The request:
Using the data beneath, show every line that includes the word "Tipi".

Records for processing:
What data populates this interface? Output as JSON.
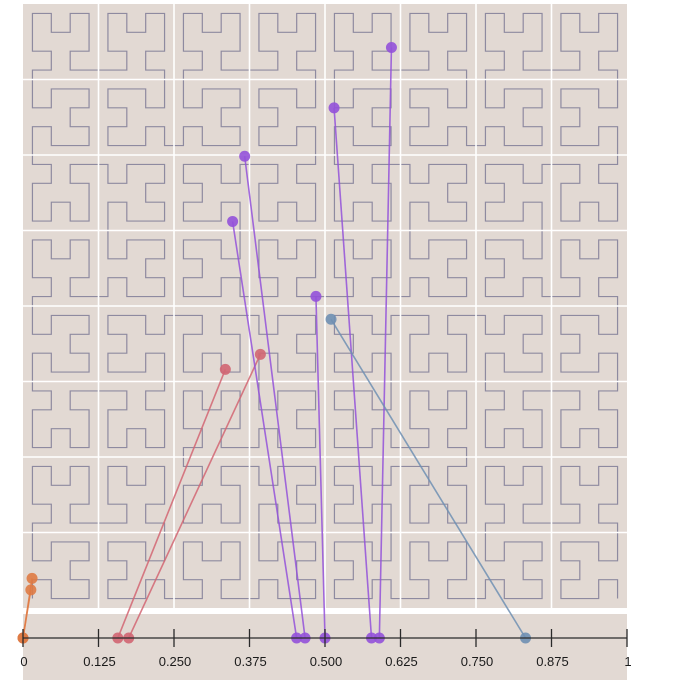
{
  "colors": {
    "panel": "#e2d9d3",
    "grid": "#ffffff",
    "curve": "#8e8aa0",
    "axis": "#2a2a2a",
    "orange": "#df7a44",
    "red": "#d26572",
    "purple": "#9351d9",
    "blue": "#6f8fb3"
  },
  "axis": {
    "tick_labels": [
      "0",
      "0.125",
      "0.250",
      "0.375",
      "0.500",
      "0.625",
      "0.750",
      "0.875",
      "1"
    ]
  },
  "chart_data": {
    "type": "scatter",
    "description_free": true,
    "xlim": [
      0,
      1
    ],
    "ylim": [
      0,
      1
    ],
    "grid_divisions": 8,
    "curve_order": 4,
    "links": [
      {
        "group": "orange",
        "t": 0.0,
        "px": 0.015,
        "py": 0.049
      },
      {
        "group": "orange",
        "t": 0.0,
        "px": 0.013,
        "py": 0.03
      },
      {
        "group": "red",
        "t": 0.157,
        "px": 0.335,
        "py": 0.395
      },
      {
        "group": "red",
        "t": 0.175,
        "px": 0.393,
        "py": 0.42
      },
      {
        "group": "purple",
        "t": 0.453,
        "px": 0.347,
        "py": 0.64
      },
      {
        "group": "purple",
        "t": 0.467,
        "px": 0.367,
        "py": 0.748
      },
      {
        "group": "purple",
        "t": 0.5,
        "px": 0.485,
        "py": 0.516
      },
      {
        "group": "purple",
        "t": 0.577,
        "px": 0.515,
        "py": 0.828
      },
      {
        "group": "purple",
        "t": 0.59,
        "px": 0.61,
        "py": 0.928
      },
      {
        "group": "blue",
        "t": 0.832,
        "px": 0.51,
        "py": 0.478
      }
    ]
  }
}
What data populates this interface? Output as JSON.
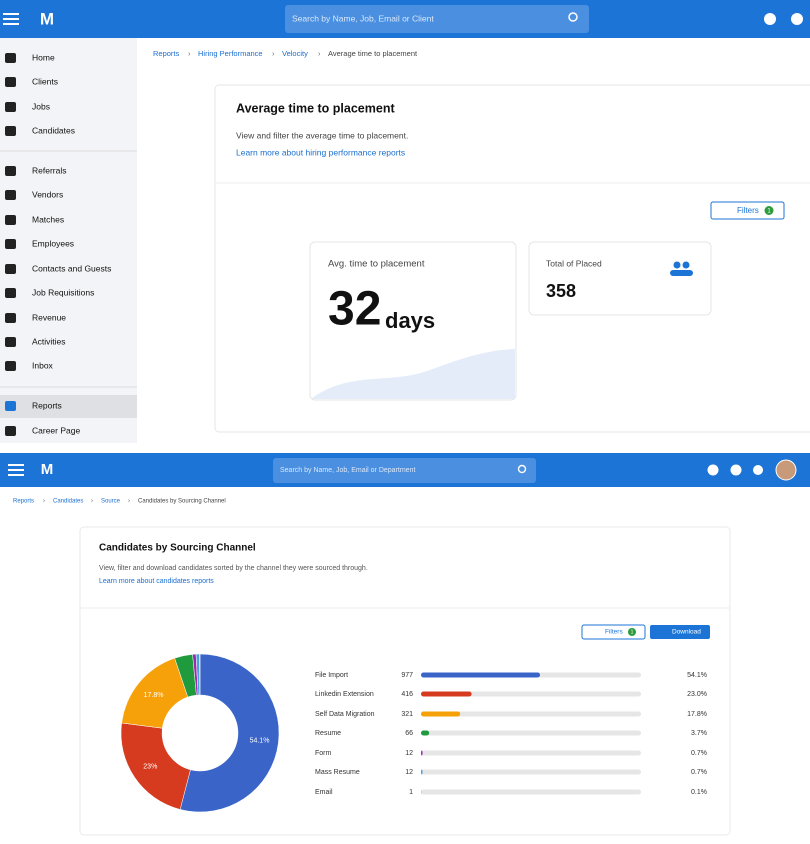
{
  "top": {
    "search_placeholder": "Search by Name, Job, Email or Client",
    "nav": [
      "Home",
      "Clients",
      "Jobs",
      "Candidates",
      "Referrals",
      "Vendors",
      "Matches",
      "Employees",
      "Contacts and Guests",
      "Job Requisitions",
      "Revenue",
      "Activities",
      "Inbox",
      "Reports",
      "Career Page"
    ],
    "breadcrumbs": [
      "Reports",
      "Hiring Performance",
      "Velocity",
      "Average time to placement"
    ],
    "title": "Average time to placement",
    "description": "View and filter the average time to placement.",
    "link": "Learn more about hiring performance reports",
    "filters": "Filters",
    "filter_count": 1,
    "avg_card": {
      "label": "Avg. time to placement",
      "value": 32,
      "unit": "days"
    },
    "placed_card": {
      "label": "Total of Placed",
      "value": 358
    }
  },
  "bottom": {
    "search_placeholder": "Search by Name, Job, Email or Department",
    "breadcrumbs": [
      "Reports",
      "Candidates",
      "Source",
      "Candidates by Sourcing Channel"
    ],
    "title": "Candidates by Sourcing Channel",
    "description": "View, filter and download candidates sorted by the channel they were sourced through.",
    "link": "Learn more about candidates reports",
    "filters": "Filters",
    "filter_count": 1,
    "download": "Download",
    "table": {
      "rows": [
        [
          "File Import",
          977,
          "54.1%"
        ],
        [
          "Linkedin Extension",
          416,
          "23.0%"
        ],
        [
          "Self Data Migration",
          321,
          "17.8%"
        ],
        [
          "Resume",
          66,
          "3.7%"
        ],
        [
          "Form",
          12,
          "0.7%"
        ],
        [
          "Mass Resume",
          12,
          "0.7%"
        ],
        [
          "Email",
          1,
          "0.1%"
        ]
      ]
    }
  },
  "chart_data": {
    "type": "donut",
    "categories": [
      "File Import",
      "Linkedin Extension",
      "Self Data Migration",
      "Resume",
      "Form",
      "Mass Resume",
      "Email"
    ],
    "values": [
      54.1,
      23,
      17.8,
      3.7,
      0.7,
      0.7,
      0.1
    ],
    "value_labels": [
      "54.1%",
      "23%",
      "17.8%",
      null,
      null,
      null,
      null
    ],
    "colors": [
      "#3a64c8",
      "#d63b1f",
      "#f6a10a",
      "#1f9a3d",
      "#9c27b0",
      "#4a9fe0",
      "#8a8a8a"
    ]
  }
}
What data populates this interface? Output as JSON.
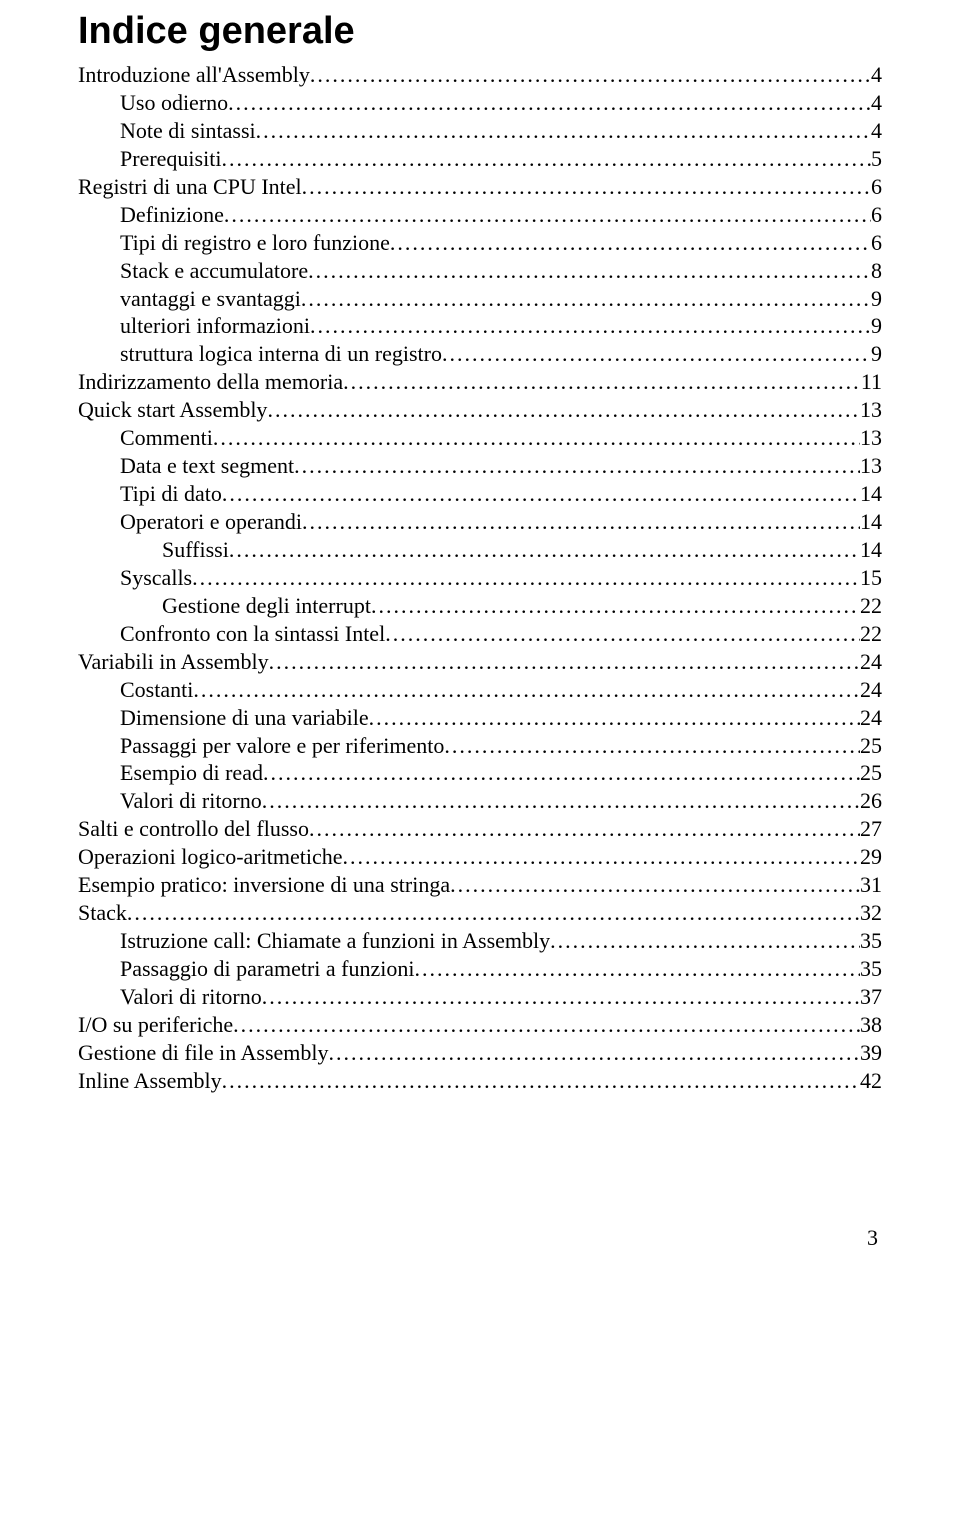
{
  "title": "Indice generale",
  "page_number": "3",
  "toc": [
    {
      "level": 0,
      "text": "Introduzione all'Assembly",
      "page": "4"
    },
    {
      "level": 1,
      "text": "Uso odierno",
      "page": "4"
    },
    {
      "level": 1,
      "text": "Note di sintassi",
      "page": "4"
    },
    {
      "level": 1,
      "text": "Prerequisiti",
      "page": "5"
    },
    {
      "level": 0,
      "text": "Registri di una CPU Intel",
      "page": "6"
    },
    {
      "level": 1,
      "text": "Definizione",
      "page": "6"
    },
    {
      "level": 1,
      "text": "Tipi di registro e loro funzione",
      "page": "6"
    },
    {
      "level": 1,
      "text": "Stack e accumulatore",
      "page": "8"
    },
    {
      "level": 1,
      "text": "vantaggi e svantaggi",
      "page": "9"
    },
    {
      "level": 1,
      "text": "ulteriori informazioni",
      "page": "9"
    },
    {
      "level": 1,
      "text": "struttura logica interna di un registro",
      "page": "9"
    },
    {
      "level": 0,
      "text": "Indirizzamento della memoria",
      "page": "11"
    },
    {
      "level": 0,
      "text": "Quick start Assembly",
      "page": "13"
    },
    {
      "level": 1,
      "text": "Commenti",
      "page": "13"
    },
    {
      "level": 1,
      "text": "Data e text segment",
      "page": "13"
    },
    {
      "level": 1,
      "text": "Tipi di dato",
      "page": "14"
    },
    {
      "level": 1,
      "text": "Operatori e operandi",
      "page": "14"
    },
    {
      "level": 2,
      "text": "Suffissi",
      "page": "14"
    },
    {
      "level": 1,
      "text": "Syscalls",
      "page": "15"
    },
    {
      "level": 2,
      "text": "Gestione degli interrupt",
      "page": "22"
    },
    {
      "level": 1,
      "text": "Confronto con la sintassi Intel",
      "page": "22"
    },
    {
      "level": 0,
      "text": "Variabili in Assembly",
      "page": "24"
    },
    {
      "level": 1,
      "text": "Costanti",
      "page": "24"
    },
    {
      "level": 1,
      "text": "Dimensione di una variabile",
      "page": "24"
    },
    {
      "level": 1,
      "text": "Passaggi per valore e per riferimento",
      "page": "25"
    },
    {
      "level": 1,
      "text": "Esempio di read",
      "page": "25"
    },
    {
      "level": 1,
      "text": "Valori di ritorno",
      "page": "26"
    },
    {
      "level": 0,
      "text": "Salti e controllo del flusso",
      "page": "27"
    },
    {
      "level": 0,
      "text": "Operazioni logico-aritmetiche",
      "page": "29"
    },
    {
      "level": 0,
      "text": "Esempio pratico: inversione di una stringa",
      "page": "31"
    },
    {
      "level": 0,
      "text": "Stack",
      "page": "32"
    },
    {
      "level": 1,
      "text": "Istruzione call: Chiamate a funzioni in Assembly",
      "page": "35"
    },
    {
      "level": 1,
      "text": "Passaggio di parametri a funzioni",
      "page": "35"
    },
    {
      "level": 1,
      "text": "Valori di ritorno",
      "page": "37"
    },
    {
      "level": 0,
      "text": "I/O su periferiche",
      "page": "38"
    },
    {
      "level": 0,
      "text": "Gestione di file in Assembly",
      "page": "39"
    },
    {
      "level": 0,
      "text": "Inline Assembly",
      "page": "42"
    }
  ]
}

* * *

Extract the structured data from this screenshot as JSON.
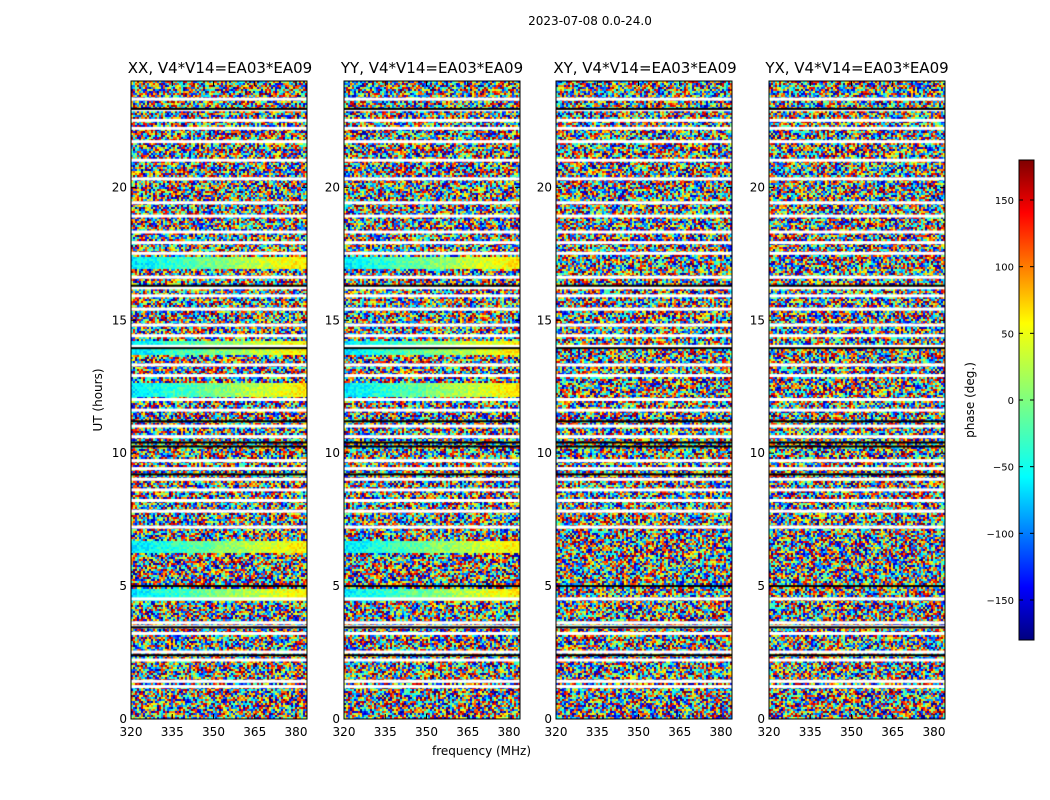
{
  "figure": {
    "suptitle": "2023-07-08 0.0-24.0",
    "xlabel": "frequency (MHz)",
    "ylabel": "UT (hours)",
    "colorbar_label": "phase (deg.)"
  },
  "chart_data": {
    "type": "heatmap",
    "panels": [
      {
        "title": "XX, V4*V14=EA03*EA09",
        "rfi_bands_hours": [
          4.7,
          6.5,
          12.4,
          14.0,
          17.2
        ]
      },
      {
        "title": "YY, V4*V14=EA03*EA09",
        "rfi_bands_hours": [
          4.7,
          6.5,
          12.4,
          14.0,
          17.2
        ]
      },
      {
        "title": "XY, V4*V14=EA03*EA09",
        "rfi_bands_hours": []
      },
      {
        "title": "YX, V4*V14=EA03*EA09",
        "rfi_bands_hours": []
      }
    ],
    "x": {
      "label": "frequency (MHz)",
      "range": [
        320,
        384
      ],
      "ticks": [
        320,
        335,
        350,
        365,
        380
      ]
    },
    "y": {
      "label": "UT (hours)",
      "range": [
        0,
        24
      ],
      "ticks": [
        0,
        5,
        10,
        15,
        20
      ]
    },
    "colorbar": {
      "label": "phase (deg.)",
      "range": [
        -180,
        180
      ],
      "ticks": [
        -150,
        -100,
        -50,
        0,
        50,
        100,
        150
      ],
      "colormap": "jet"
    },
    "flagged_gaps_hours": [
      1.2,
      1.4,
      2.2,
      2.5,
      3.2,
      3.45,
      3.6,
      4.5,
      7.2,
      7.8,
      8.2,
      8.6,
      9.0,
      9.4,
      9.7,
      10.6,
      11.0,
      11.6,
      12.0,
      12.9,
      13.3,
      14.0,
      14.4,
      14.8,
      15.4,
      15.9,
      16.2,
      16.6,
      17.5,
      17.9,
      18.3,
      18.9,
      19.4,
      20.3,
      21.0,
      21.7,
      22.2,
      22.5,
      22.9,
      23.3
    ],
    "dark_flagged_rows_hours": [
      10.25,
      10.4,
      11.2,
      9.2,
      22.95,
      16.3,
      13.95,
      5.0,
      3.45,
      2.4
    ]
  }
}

The answer:
      "text": "Tipi di registro e loro funzione",
      "text": "Tipi di dato",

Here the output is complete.